EXERCISE MATERIALS:
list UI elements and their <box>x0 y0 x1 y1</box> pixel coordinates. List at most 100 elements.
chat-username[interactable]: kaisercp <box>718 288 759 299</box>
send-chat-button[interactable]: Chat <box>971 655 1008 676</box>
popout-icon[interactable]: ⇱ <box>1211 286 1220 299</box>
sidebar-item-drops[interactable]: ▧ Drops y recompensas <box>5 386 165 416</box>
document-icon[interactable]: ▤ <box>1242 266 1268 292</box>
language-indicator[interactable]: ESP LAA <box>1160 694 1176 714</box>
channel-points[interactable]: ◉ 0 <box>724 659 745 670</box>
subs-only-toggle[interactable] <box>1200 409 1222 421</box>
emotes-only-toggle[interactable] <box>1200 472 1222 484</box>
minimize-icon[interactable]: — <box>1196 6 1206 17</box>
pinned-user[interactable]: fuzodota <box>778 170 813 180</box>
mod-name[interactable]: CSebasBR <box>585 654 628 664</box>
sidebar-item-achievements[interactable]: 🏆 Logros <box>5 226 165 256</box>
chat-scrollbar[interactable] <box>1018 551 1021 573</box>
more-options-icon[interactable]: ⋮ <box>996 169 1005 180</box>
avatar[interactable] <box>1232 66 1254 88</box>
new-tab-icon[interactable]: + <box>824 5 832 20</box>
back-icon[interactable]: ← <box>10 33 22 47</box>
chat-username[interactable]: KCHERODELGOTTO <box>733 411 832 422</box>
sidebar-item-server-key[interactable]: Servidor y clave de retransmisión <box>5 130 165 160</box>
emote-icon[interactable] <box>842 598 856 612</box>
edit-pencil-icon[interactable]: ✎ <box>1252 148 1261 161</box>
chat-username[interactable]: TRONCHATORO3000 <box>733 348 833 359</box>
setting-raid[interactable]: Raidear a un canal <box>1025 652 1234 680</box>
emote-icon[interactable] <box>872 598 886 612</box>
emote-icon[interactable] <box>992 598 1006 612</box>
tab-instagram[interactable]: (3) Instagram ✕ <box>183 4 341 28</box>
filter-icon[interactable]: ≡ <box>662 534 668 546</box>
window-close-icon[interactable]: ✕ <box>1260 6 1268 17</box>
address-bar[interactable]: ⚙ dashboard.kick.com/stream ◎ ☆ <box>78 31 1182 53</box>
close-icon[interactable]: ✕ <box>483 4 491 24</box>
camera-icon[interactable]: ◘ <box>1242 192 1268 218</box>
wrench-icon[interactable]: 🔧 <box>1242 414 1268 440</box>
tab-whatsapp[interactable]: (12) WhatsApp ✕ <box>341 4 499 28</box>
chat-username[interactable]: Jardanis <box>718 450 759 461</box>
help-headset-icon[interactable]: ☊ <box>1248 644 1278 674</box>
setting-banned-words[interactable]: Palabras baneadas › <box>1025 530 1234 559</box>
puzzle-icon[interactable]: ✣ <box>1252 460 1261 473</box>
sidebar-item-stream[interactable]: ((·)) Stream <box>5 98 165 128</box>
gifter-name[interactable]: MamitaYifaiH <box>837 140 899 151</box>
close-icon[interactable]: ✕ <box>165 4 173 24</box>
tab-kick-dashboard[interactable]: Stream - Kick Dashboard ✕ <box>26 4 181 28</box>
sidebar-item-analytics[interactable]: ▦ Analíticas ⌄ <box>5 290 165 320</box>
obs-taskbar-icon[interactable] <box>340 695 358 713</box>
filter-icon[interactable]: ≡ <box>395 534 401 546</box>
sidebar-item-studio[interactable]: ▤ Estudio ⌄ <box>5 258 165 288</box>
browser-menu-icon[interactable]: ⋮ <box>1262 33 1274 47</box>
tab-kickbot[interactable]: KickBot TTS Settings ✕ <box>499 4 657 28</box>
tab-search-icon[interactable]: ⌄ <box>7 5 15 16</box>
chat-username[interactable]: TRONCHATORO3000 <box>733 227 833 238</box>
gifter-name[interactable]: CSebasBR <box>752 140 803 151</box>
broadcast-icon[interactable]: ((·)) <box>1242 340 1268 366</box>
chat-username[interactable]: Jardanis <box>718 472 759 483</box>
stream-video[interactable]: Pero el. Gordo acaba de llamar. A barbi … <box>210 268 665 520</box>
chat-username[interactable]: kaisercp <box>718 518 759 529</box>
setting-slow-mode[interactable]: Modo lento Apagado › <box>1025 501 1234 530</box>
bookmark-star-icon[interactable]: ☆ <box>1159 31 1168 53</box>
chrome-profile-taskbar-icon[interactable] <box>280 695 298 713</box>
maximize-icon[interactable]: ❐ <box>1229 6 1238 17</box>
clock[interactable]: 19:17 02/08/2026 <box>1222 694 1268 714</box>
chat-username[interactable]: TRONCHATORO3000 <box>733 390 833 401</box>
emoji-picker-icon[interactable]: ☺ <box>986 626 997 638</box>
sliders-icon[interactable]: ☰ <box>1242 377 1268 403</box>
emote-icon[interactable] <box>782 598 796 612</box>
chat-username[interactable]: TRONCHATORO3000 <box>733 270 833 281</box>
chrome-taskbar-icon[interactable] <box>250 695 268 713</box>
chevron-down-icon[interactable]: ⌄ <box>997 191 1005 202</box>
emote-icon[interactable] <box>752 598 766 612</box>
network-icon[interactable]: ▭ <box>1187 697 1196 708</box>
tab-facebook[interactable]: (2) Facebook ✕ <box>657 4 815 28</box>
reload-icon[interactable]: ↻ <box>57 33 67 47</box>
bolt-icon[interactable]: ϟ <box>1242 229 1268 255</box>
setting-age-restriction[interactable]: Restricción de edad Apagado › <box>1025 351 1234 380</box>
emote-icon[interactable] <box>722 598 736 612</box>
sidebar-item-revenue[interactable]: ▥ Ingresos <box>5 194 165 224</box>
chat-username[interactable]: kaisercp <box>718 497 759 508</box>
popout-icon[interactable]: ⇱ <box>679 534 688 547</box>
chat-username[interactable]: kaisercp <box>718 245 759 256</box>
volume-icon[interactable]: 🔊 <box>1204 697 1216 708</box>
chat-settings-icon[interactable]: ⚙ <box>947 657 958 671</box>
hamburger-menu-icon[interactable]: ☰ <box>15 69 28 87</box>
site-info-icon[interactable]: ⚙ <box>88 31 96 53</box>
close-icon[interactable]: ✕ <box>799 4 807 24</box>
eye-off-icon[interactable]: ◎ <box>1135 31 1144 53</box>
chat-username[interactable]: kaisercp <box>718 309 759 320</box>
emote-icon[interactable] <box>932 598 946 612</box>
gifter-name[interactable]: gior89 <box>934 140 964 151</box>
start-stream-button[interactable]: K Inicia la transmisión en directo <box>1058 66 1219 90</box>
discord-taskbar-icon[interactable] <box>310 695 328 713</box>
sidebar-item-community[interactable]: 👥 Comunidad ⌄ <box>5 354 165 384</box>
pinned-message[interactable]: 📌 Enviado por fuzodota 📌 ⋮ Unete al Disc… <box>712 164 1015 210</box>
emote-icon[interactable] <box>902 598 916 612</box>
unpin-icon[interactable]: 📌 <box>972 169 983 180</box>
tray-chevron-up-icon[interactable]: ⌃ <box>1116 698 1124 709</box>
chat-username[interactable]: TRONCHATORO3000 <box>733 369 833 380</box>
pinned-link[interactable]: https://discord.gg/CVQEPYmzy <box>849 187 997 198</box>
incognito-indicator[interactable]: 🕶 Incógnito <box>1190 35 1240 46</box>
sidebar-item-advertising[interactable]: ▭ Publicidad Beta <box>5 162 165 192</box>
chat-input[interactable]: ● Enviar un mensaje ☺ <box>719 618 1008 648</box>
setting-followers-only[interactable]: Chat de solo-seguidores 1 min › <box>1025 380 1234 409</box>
* * *
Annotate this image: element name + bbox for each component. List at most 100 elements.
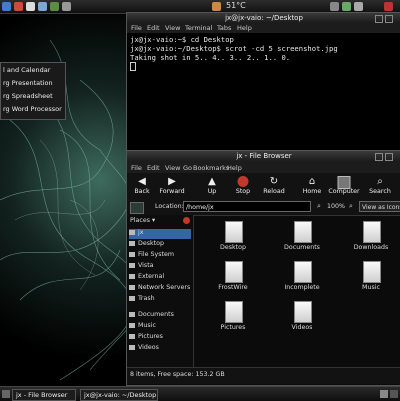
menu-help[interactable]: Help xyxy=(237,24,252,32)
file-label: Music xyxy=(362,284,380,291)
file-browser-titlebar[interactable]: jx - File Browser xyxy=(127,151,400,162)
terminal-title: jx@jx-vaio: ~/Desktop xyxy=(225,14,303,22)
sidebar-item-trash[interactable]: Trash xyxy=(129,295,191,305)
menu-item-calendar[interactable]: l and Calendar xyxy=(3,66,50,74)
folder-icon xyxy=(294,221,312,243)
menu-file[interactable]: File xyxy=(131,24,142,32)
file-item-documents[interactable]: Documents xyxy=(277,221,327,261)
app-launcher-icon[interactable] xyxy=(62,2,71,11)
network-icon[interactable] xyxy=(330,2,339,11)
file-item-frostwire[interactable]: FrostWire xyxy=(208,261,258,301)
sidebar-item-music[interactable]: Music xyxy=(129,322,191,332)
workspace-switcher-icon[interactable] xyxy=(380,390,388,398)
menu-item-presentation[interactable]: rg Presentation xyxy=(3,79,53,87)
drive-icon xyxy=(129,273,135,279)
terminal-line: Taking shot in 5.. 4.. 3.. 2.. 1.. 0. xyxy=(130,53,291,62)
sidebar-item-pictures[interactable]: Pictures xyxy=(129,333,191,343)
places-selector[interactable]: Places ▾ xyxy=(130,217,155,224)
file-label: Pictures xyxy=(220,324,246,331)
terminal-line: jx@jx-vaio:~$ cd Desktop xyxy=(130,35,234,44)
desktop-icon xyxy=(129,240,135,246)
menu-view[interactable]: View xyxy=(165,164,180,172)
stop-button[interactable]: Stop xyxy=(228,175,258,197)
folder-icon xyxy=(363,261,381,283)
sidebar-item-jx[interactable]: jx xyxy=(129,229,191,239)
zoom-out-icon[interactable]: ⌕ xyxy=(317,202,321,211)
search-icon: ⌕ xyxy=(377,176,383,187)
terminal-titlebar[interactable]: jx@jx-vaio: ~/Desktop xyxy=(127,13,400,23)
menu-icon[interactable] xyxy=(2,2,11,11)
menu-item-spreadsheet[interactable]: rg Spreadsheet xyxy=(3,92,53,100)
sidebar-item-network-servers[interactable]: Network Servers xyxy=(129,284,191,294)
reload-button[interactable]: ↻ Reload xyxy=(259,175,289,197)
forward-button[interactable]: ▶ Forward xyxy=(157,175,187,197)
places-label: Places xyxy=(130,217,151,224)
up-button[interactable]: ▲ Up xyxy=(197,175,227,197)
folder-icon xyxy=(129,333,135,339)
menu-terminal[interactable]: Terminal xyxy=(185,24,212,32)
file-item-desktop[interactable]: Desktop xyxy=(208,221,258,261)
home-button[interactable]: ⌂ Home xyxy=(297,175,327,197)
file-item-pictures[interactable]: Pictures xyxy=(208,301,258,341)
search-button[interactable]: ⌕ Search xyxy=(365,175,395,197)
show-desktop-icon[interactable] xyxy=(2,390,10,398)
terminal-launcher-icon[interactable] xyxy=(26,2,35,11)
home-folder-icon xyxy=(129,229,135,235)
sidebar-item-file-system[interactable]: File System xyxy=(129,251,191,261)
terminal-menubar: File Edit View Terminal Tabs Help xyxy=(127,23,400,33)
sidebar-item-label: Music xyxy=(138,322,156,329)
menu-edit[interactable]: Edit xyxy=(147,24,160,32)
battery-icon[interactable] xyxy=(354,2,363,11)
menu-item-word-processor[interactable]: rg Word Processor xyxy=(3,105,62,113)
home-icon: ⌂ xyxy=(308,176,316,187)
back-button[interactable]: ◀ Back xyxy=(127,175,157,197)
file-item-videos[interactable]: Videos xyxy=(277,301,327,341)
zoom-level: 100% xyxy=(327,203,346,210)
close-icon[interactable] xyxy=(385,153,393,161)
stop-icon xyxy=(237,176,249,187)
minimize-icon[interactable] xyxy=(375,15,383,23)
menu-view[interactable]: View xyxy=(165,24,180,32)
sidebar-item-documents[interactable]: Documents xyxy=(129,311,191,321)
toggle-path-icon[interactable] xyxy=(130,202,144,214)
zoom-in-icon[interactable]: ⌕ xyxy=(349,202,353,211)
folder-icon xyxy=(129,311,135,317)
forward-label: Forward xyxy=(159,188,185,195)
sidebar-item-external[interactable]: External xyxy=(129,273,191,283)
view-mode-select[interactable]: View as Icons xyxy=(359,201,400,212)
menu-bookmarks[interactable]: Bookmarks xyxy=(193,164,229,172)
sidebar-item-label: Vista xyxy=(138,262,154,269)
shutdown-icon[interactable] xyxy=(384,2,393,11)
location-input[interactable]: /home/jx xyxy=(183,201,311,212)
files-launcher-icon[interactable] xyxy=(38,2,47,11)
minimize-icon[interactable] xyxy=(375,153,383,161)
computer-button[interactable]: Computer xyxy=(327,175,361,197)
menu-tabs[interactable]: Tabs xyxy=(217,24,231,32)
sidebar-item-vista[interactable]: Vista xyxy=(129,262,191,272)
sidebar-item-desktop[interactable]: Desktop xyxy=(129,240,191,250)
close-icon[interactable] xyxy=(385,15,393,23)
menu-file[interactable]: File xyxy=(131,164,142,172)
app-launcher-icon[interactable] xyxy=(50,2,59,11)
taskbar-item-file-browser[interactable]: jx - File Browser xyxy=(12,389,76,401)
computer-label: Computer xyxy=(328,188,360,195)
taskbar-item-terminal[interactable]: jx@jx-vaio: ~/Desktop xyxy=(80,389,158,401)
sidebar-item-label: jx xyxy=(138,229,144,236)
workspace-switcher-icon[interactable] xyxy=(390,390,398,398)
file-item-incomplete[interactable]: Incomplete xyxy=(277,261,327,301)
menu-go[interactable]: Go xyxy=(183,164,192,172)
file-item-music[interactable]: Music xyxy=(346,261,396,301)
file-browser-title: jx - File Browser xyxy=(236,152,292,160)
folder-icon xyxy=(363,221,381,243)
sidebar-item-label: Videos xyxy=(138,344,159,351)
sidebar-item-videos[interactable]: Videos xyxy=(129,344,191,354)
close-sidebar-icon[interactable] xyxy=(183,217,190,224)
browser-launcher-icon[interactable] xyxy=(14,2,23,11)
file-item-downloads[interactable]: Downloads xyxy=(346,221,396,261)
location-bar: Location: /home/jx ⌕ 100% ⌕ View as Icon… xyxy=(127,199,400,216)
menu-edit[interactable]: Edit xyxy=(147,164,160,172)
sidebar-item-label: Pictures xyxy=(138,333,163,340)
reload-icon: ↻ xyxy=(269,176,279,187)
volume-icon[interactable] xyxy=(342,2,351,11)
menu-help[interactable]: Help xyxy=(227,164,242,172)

GOAL OF THE EXERCISE: Which lines, copied exactly, begin at the one containing "list UI elements" and stop after the one containing "popout-icon[interactable]: ⇱ <box>1211"?

RESPONSE TO THE EXERCISE:
list UI elements and their <box>x0 y0 x1 y1</box> pixel coordinates. List at most 100 elements.
chat-username[interactable]: kaisercp <box>718 288 759 299</box>
send-chat-button[interactable]: Chat <box>971 655 1008 676</box>
popout-icon[interactable]: ⇱ <box>1211 286 1220 299</box>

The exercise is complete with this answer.